** BEGIN Available data **

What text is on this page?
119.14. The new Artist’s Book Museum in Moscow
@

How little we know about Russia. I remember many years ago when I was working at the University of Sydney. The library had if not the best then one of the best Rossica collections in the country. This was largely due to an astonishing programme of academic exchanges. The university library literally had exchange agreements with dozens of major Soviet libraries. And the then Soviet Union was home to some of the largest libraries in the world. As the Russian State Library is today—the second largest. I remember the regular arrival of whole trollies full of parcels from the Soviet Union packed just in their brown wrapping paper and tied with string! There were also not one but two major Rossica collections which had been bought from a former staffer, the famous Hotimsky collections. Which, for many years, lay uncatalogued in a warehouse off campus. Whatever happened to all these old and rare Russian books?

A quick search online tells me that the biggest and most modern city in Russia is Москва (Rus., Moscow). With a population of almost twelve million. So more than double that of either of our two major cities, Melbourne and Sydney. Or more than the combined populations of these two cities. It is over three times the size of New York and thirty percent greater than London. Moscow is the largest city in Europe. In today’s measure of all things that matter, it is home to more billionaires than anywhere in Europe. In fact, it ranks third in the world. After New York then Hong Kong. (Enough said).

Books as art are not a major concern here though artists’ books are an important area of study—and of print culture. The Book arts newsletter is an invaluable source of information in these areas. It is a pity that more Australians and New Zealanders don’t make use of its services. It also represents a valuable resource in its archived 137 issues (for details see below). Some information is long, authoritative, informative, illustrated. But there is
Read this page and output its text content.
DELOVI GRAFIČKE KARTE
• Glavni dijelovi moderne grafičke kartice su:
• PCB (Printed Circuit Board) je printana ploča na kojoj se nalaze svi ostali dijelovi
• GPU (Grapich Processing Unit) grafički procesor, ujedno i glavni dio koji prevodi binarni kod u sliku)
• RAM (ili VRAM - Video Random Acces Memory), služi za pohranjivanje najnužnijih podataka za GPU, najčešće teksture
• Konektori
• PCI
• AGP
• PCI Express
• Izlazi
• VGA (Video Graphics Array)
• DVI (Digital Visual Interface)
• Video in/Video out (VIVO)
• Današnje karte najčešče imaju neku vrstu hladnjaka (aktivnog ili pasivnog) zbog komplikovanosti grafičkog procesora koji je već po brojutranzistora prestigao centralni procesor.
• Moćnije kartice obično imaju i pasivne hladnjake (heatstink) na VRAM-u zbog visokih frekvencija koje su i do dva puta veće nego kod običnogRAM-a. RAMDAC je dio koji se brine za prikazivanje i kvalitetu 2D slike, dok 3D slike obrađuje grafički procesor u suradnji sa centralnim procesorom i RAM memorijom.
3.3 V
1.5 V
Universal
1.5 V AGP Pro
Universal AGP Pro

** END Available data **

Direction >> Quote every line of the data, word for word.

Expected answer >>
What text is on this page?
119.14. The new Artist’s Book Museum in Moscow
@

How little we know about Russia. I remember many years ago when I was working at the University of Sydney. The library had if not the best then one of the best Rossica collections in the country. This was largely due to an astonishing programme of academic exchanges. The university library literally had exchange agreements with dozens of major Soviet libraries. And the then Soviet Union was home to some of the largest libraries in the world. As the Russian State Library is today—the second largest. I remember the regular arrival of whole trollies full of parcels from the Soviet Union packed just in their brown wrapping paper and tied with string! There were also not one but two major Rossica collections which had been bought from a former staffer, the famous Hotimsky collections. Which, for many years, lay uncatalogued in a warehouse off campus. Whatever happened to all these old and rare Russian books?

A quick search online tells me that the biggest and most modern city in Russia is Москва (Rus., Moscow). With a population of almost twelve million. So more than double that of either of our two major cities, Melbourne and Sydney. Or more than the combined populations of these two cities. It is over three times the size of New York and thirty percent greater than London. Moscow is the largest city in Europe. In today’s measure of all things that matter, it is home to more billionaires than anywhere in Europe. In fact, it ranks third in the world. After New York then Hong Kong. (Enough said).

Books as art are not a major concern here though artists’ books are an important area of study—and of print culture. The Book arts newsletter is an invaluable source of information in these areas. It is a pity that more Australians and New Zealanders don’t make use of its services. It also represents a valuable resource in its archived 137 issues (for details see below). Some information is long, authoritative, informative, illustrated. But there is
Read this page and output its text content.
DELOVI GRAFIČKE KARTE
• Glavni dijelovi moderne grafičke kartice su:
• PCB (Printed Circuit Board) je printana ploča na kojoj se nalaze svi ostali dijelovi
• GPU (Grapich Processing Unit) grafički procesor, ujedno i glavni dio koji prevodi binarni kod u sliku)
• RAM (ili VRAM - Video Random Acces Memory), služi za pohranjivanje najnužnijih podataka za GPU, najčešće teksture
• Konektori
• PCI
• AGP
• PCI Express
• Izlazi
• VGA (Video Graphics Array)
• DVI (Digital Visual Interface)
• Video in/Video out (VIVO)
• Današnje karte najčešče imaju neku vrstu hladnjaka (aktivnog ili pasivnog) zbog komplikovanosti grafičkog procesora koji je već po brojutranzistora prestigao centralni procesor.
• Moćnije kartice obično imaju i pasivne hladnjake (heatstink) na VRAM-u zbog visokih frekvencija koje su i do dva puta veće nego kod običnogRAM-a. RAMDAC je dio koji se brine za prikazivanje i kvalitetu 2D slike, dok 3D slike obrađuje grafički procesor u suradnji sa centralnim procesorom i RAM memorijom.
3.3 V
1.5 V
Universal
1.5 V AGP Pro
Universal AGP Pro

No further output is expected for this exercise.